--- Information shown ---
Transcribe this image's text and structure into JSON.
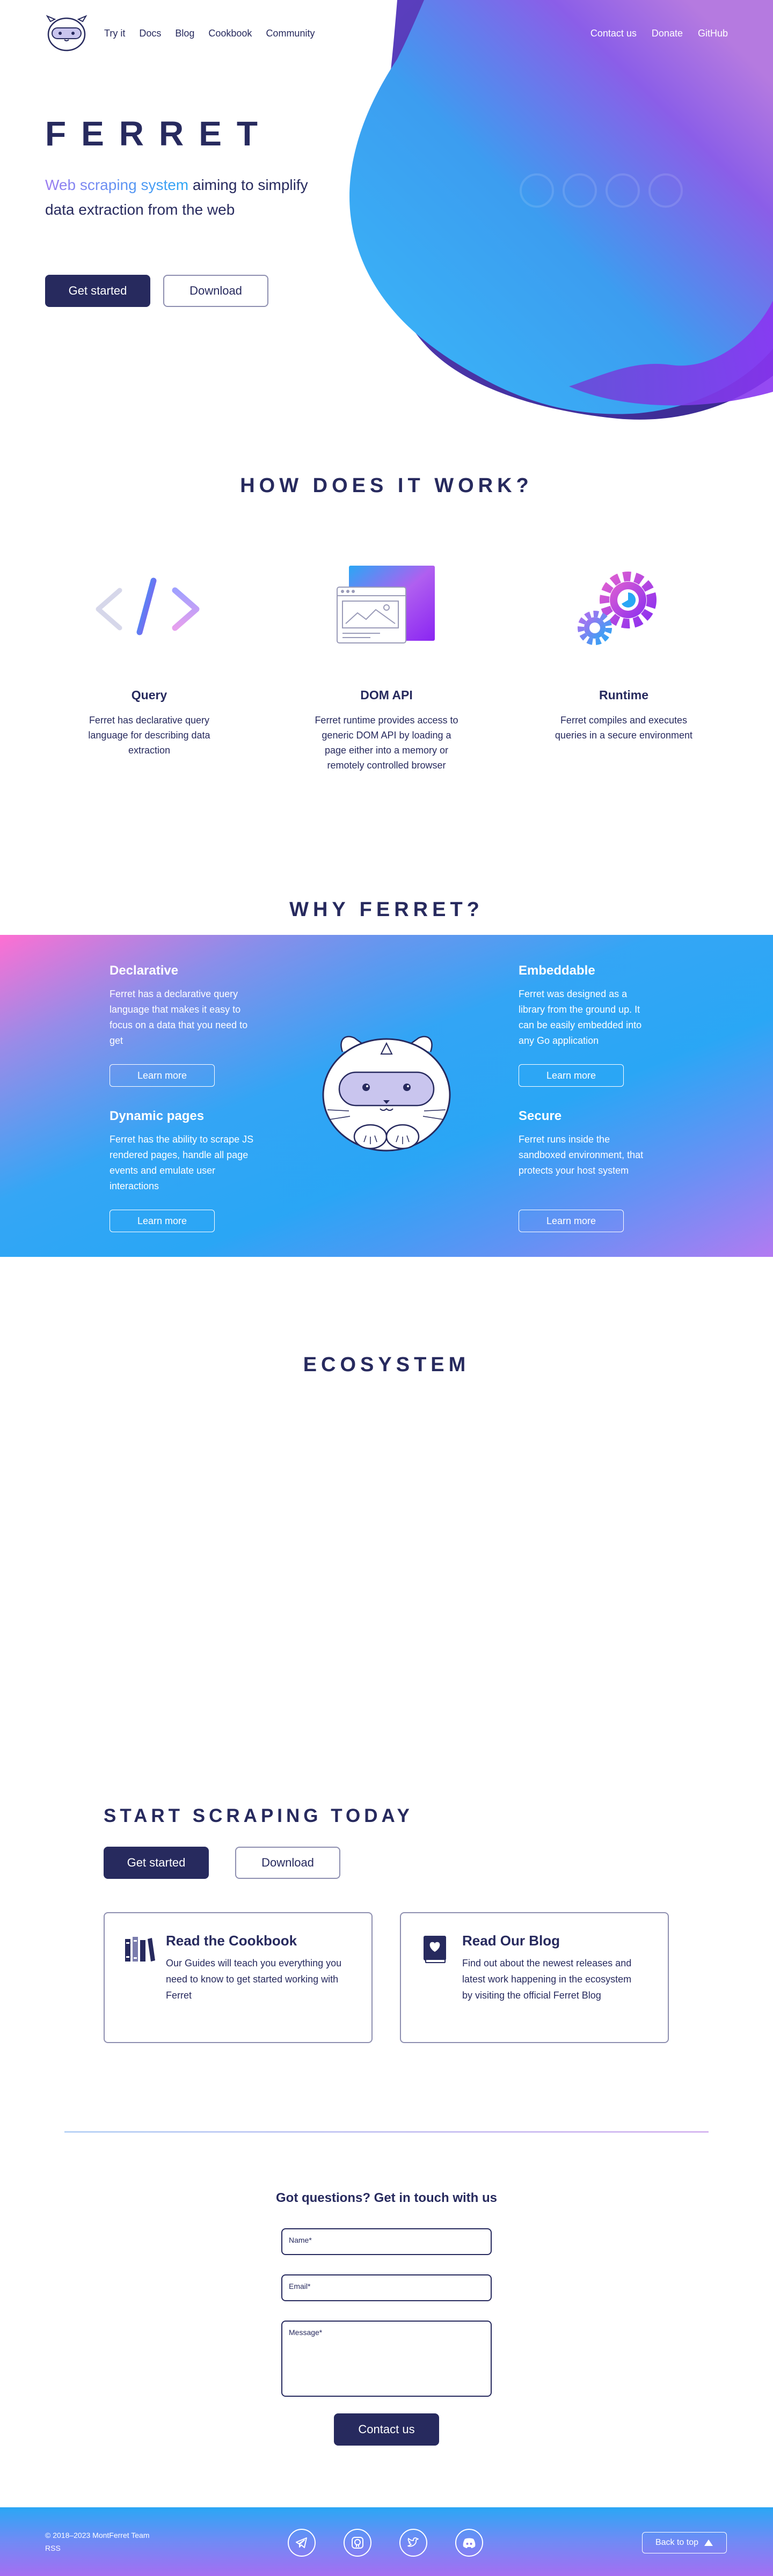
{
  "header": {
    "logo_alt": "ferret-logo",
    "nav_left": [
      "Try it",
      "Docs",
      "Blog",
      "Cookbook",
      "Community"
    ],
    "nav_right": [
      "Contact us",
      "Donate",
      "GitHub"
    ]
  },
  "hero": {
    "title": "FERRET",
    "tagline_highlight": "Web scraping system",
    "tagline_rest_1": " aiming to simplify",
    "tagline_rest_2": "data extraction from the web",
    "get_started": "Get started",
    "download": "Download"
  },
  "how": {
    "title": "HOW DOES IT WORK?",
    "items": [
      {
        "title": "Query",
        "desc": "Ferret has declarative query language for describing data extraction",
        "icon": "code-brackets-icon"
      },
      {
        "title": "DOM API",
        "desc": "Ferret runtime provides access to generic DOM API by loading a page either into a memory or remotely controlled browser",
        "icon": "browser-window-icon"
      },
      {
        "title": "Runtime",
        "desc": "Ferret compiles and executes queries in a secure environment",
        "icon": "gears-icon"
      }
    ]
  },
  "why": {
    "title": "WHY FERRET?",
    "items": [
      {
        "title": "Declarative",
        "desc": "Ferret has a declarative query language that makes it easy to focus on a data that you need to get",
        "button": "Learn more"
      },
      {
        "title": "Embeddable",
        "desc": "Ferret was designed as a library from the ground up. It can be easily embedded into any Go application",
        "button": "Learn more"
      },
      {
        "title": "Dynamic pages",
        "desc": "Ferret has the ability to scrape JS rendered pages, handle all page events and emulate user interactions",
        "button": "Learn more"
      },
      {
        "title": "Secure",
        "desc": "Ferret runs inside the sandboxed environment, that protects your host system",
        "button": "Learn more"
      }
    ]
  },
  "ecosystem": {
    "title": "ECOSYSTEM"
  },
  "start": {
    "title": "START SCRAPING TODAY",
    "get_started": "Get started",
    "download": "Download",
    "cards": [
      {
        "title": "Read the Cookbook",
        "desc": "Our Guides will teach you everything you need to know to get started working with Ferret",
        "icon": "books-icon"
      },
      {
        "title": "Read Our Blog",
        "desc": "Find out about the newest releases and latest work happening in the ecosystem by visiting the official Ferret Blog",
        "icon": "heart-book-icon"
      }
    ]
  },
  "contact": {
    "title": "Got questions? Get in touch with us",
    "name_label": "Name*",
    "email_label": "Email*",
    "message_label": "Message*",
    "submit": "Contact us"
  },
  "footer": {
    "copyright": "© 2018–2023 MontFerret Team",
    "rss": "RSS",
    "socials": [
      "telegram-icon",
      "github-icon",
      "twitter-icon",
      "discord-icon"
    ],
    "back_to_top": "Back to top"
  },
  "colors": {
    "navy": "#272a5e",
    "blue": "#2aa7f5",
    "purple": "#8a46f0",
    "pink": "#f070d0"
  }
}
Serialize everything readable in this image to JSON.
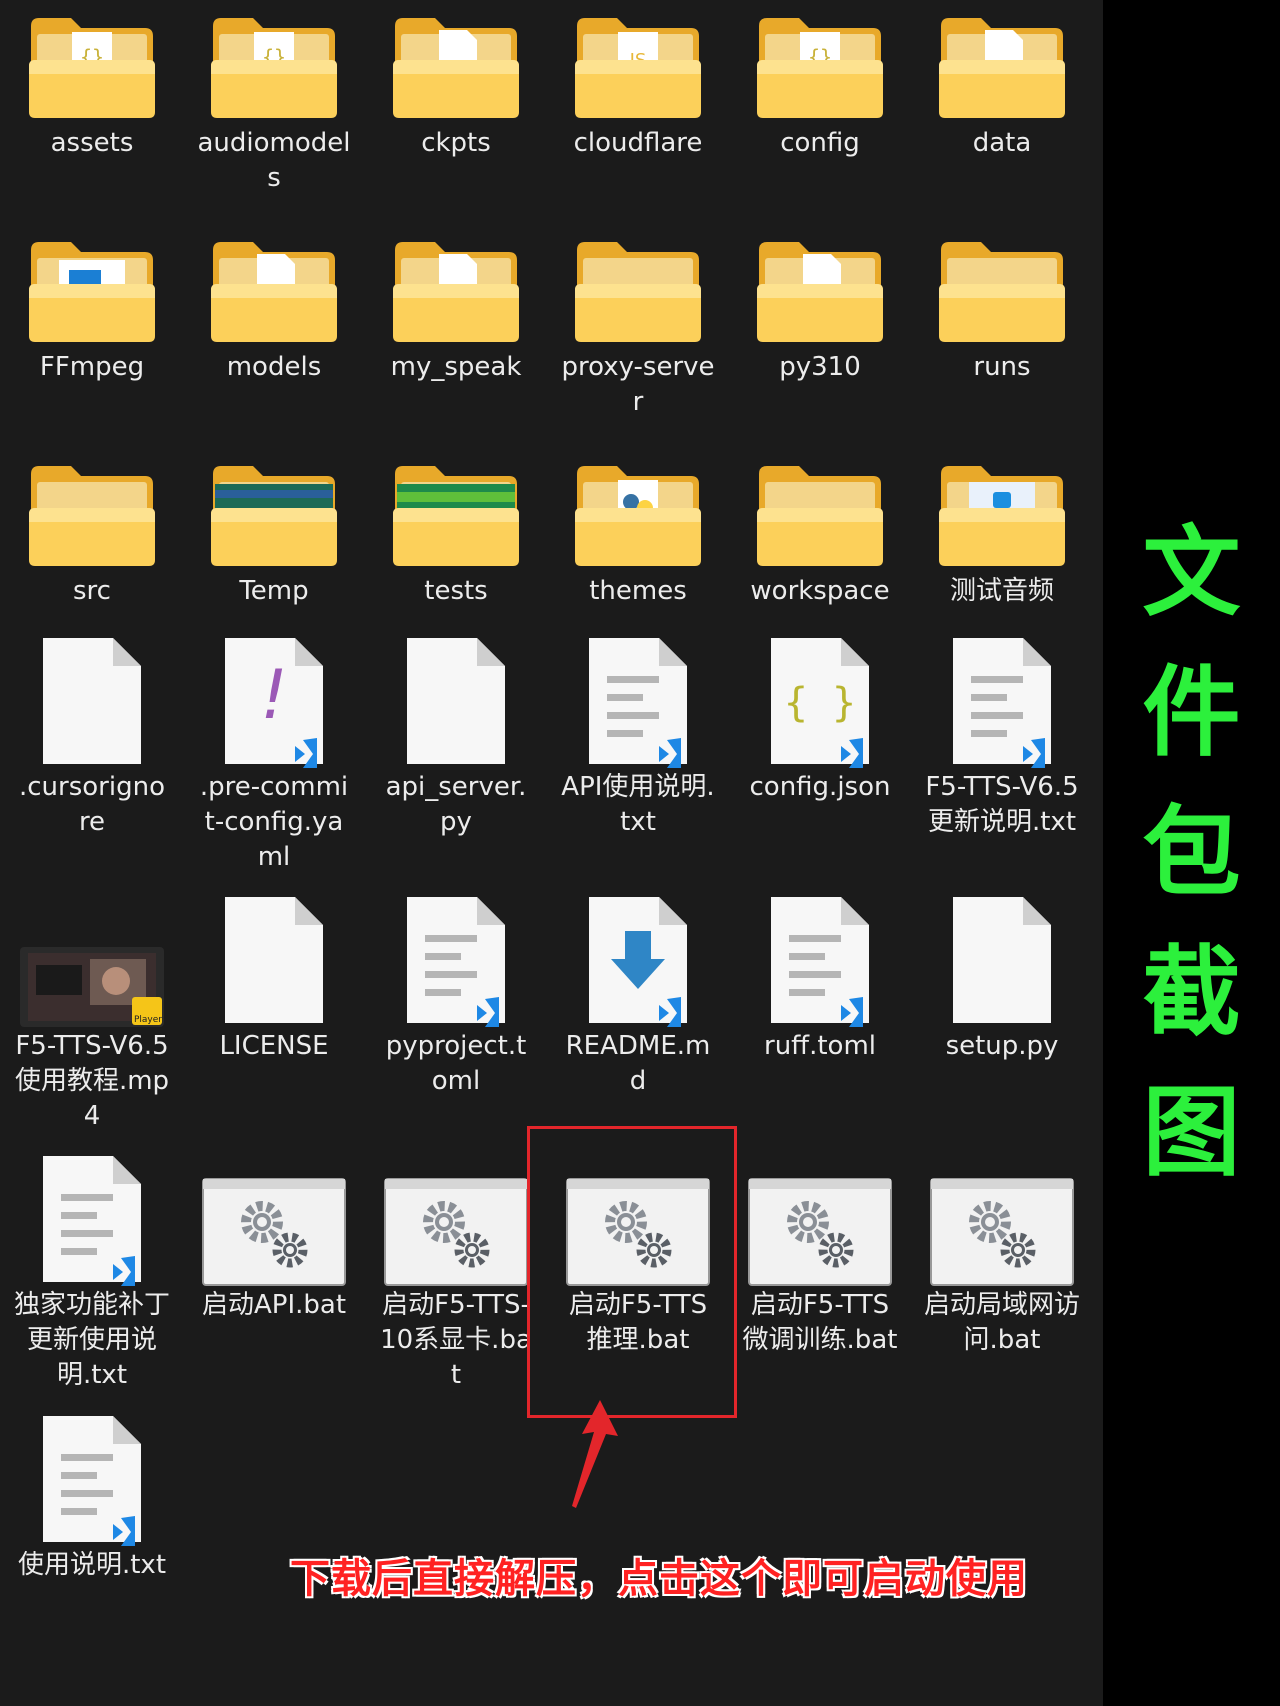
{
  "colors": {
    "background": "#1b1b1b",
    "highlight": "#e3262b",
    "side_caption": "#2cf03c",
    "bottom_note": "#ff2222"
  },
  "items": [
    {
      "name": "assets",
      "type": "folder",
      "icon": "folder-json-icon"
    },
    {
      "name": "audiomodels",
      "type": "folder",
      "icon": "folder-json-icon"
    },
    {
      "name": "ckpts",
      "type": "folder",
      "icon": "folder-file-icon"
    },
    {
      "name": "cloudflare",
      "type": "folder",
      "icon": "folder-js-icon"
    },
    {
      "name": "config",
      "type": "folder",
      "icon": "folder-json-icon"
    },
    {
      "name": "data",
      "type": "folder",
      "icon": "folder-file-icon"
    },
    {
      "name": "FFmpeg",
      "type": "folder",
      "icon": "folder-window-icon"
    },
    {
      "name": "models",
      "type": "folder",
      "icon": "folder-file-icon"
    },
    {
      "name": "my_speak",
      "type": "folder",
      "icon": "folder-file-icon"
    },
    {
      "name": "proxy-server",
      "type": "folder",
      "icon": "folder-icon"
    },
    {
      "name": "py310",
      "type": "folder",
      "icon": "folder-file-icon"
    },
    {
      "name": "runs",
      "type": "folder",
      "icon": "folder-icon"
    },
    {
      "name": "src",
      "type": "folder",
      "icon": "folder-icon"
    },
    {
      "name": "Temp",
      "type": "folder",
      "icon": "folder-spectrogram-icon"
    },
    {
      "name": "tests",
      "type": "folder",
      "icon": "folder-waveform-icon"
    },
    {
      "name": "themes",
      "type": "folder",
      "icon": "folder-python-icon"
    },
    {
      "name": "workspace",
      "type": "folder",
      "icon": "folder-icon"
    },
    {
      "name": "测试音频",
      "type": "folder",
      "icon": "folder-image-icon"
    },
    {
      "name": ".cursorignore",
      "type": "file",
      "icon": "blank-file-icon"
    },
    {
      "name": ".pre-commit-config.yaml",
      "type": "file",
      "icon": "yaml-file-icon"
    },
    {
      "name": "api_server.py",
      "type": "file",
      "icon": "blank-file-icon"
    },
    {
      "name": "API使用说明.txt",
      "type": "file",
      "icon": "text-file-icon"
    },
    {
      "name": "config.json",
      "type": "file",
      "icon": "json-file-icon"
    },
    {
      "name": "F5-TTS-V6.5更新说明.txt",
      "type": "file",
      "icon": "text-file-icon"
    },
    {
      "name": "F5-TTS-V6.5使用教程.mp4",
      "type": "file",
      "icon": "video-thumbnail-icon"
    },
    {
      "name": "LICENSE",
      "type": "file",
      "icon": "blank-file-icon"
    },
    {
      "name": "pyproject.toml",
      "type": "file",
      "icon": "text-file-icon"
    },
    {
      "name": "README.md",
      "type": "file",
      "icon": "markdown-file-icon"
    },
    {
      "name": "ruff.toml",
      "type": "file",
      "icon": "text-file-icon"
    },
    {
      "name": "setup.py",
      "type": "file",
      "icon": "blank-file-icon"
    },
    {
      "name": "独家功能补丁更新使用说明.txt",
      "type": "file",
      "icon": "text-file-icon"
    },
    {
      "name": "启动API.bat",
      "type": "file",
      "icon": "batch-gear-icon"
    },
    {
      "name": "启动F5-TTS-10系显卡.bat",
      "type": "file",
      "icon": "batch-gear-icon"
    },
    {
      "name": "启动F5-TTS推理.bat",
      "type": "file",
      "icon": "batch-gear-icon"
    },
    {
      "name": "启动F5-TTS微调训练.bat",
      "type": "file",
      "icon": "batch-gear-icon"
    },
    {
      "name": "启动局域网访问.bat",
      "type": "file",
      "icon": "batch-gear-icon"
    },
    {
      "name": "使用说明.txt",
      "type": "file",
      "icon": "text-file-icon"
    }
  ],
  "video_badge": "Player",
  "side_caption": [
    "文",
    "件",
    "包",
    "截",
    "图"
  ],
  "bottom_note": "下载后直接解压，点击这个即可启动使用"
}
---
Restate each line of the records exactly; pictures do not belong in the copy.

■ The completed task:
Transcribe this image's text and structure into JSON.
{
  "header": {
    "logo_alt": "ferret-logo",
    "nav_left": [
      "Try it",
      "Docs",
      "Blog",
      "Cookbook",
      "Community"
    ],
    "nav_right": [
      "Contact us",
      "Donate",
      "GitHub"
    ]
  },
  "hero": {
    "title": "FERRET",
    "tagline_highlight": "Web scraping system",
    "tagline_rest_1": " aiming to simplify",
    "tagline_rest_2": "data extraction from the web",
    "get_started": "Get started",
    "download": "Download"
  },
  "how": {
    "title": "HOW DOES IT WORK?",
    "items": [
      {
        "title": "Query",
        "desc": "Ferret has declarative query language for describing data extraction",
        "icon": "code-brackets-icon"
      },
      {
        "title": "DOM API",
        "desc": "Ferret runtime provides access to generic DOM API by loading a page either into a memory or remotely controlled browser",
        "icon": "browser-window-icon"
      },
      {
        "title": "Runtime",
        "desc": "Ferret compiles and executes queries in a secure environment",
        "icon": "gears-icon"
      }
    ]
  },
  "why": {
    "title": "WHY FERRET?",
    "items": [
      {
        "title": "Declarative",
        "desc": "Ferret has a declarative query language that makes it easy to focus on a data that you need to get",
        "button": "Learn more"
      },
      {
        "title": "Embeddable",
        "desc": "Ferret was designed as a library from the ground up. It can be easily embedded into any Go application",
        "button": "Learn more"
      },
      {
        "title": "Dynamic pages",
        "desc": "Ferret has the ability to scrape JS rendered pages, handle all page events and emulate user interactions",
        "button": "Learn more"
      },
      {
        "title": "Secure",
        "desc": "Ferret runs inside the sandboxed environment, that protects your host system",
        "button": "Learn more"
      }
    ]
  },
  "ecosystem": {
    "title": "ECOSYSTEM"
  },
  "start": {
    "title": "START SCRAPING TODAY",
    "get_started": "Get started",
    "download": "Download",
    "cards": [
      {
        "title": "Read the Cookbook",
        "desc": "Our Guides will teach you everything you need to know to get started working with Ferret",
        "icon": "books-icon"
      },
      {
        "title": "Read Our Blog",
        "desc": "Find out about the newest releases and latest work happening in the ecosystem by visiting the official Ferret Blog",
        "icon": "heart-book-icon"
      }
    ]
  },
  "contact": {
    "title": "Got questions? Get in touch with us",
    "name_label": "Name*",
    "email_label": "Email*",
    "message_label": "Message*",
    "submit": "Contact us"
  },
  "footer": {
    "copyright": "© 2018–2023 MontFerret Team",
    "rss": "RSS",
    "socials": [
      "telegram-icon",
      "github-icon",
      "twitter-icon",
      "discord-icon"
    ],
    "back_to_top": "Back to top"
  },
  "colors": {
    "navy": "#272a5e",
    "blue": "#2aa7f5",
    "purple": "#8a46f0",
    "pink": "#f070d0"
  }
}
Serialize everything readable in this image to JSON.
{
  "colors": {
    "background": "#1b1b1b",
    "highlight": "#e3262b",
    "side_caption": "#2cf03c",
    "bottom_note": "#ff2222"
  },
  "items": [
    {
      "name": "assets",
      "type": "folder",
      "icon": "folder-json-icon"
    },
    {
      "name": "audiomodels",
      "type": "folder",
      "icon": "folder-json-icon"
    },
    {
      "name": "ckpts",
      "type": "folder",
      "icon": "folder-file-icon"
    },
    {
      "name": "cloudflare",
      "type": "folder",
      "icon": "folder-js-icon"
    },
    {
      "name": "config",
      "type": "folder",
      "icon": "folder-json-icon"
    },
    {
      "name": "data",
      "type": "folder",
      "icon": "folder-file-icon"
    },
    {
      "name": "FFmpeg",
      "type": "folder",
      "icon": "folder-window-icon"
    },
    {
      "name": "models",
      "type": "folder",
      "icon": "folder-file-icon"
    },
    {
      "name": "my_speak",
      "type": "folder",
      "icon": "folder-file-icon"
    },
    {
      "name": "proxy-server",
      "type": "folder",
      "icon": "folder-icon"
    },
    {
      "name": "py310",
      "type": "folder",
      "icon": "folder-file-icon"
    },
    {
      "name": "runs",
      "type": "folder",
      "icon": "folder-icon"
    },
    {
      "name": "src",
      "type": "folder",
      "icon": "folder-icon"
    },
    {
      "name": "Temp",
      "type": "folder",
      "icon": "folder-spectrogram-icon"
    },
    {
      "name": "tests",
      "type": "folder",
      "icon": "folder-waveform-icon"
    },
    {
      "name": "themes",
      "type": "folder",
      "icon": "folder-python-icon"
    },
    {
      "name": "workspace",
      "type": "folder",
      "icon": "folder-icon"
    },
    {
      "name": "测试音频",
      "type": "folder",
      "icon": "folder-image-icon"
    },
    {
      "name": ".cursorignore",
      "type": "file",
      "icon": "blank-file-icon"
    },
    {
      "name": ".pre-commit-config.yaml",
      "type": "file",
      "icon": "yaml-file-icon"
    },
    {
      "name": "api_server.py",
      "type": "file",
      "icon": "blank-file-icon"
    },
    {
      "name": "API使用说明.txt",
      "type": "file",
      "icon": "text-file-icon"
    },
    {
      "name": "config.json",
      "type": "file",
      "icon": "json-file-icon"
    },
    {
      "name": "F5-TTS-V6.5更新说明.txt",
      "type": "file",
      "icon": "text-file-icon"
    },
    {
      "name": "F5-TTS-V6.5使用教程.mp4",
      "type": "file",
      "icon": "video-thumbnail-icon"
    },
    {
      "name": "LICENSE",
      "type": "file",
      "icon": "blank-file-icon"
    },
    {
      "name": "pyproject.toml",
      "type": "file",
      "icon": "text-file-icon"
    },
    {
      "name": "README.md",
      "type": "file",
      "icon": "markdown-file-icon"
    },
    {
      "name": "ruff.toml",
      "type": "file",
      "icon": "text-file-icon"
    },
    {
      "name": "setup.py",
      "type": "file",
      "icon": "blank-file-icon"
    },
    {
      "name": "独家功能补丁更新使用说明.txt",
      "type": "file",
      "icon": "text-file-icon"
    },
    {
      "name": "启动API.bat",
      "type": "file",
      "icon": "batch-gear-icon"
    },
    {
      "name": "启动F5-TTS-10系显卡.bat",
      "type": "file",
      "icon": "batch-gear-icon"
    },
    {
      "name": "启动F5-TTS推理.bat",
      "type": "file",
      "icon": "batch-gear-icon"
    },
    {
      "name": "启动F5-TTS微调训练.bat",
      "type": "file",
      "icon": "batch-gear-icon"
    },
    {
      "name": "启动局域网访问.bat",
      "type": "file",
      "icon": "batch-gear-icon"
    },
    {
      "name": "使用说明.txt",
      "type": "file",
      "icon": "text-file-icon"
    }
  ],
  "video_badge": "Player",
  "side_caption": [
    "文",
    "件",
    "包",
    "截",
    "图"
  ],
  "bottom_note": "下载后直接解压，点击这个即可启动使用"
}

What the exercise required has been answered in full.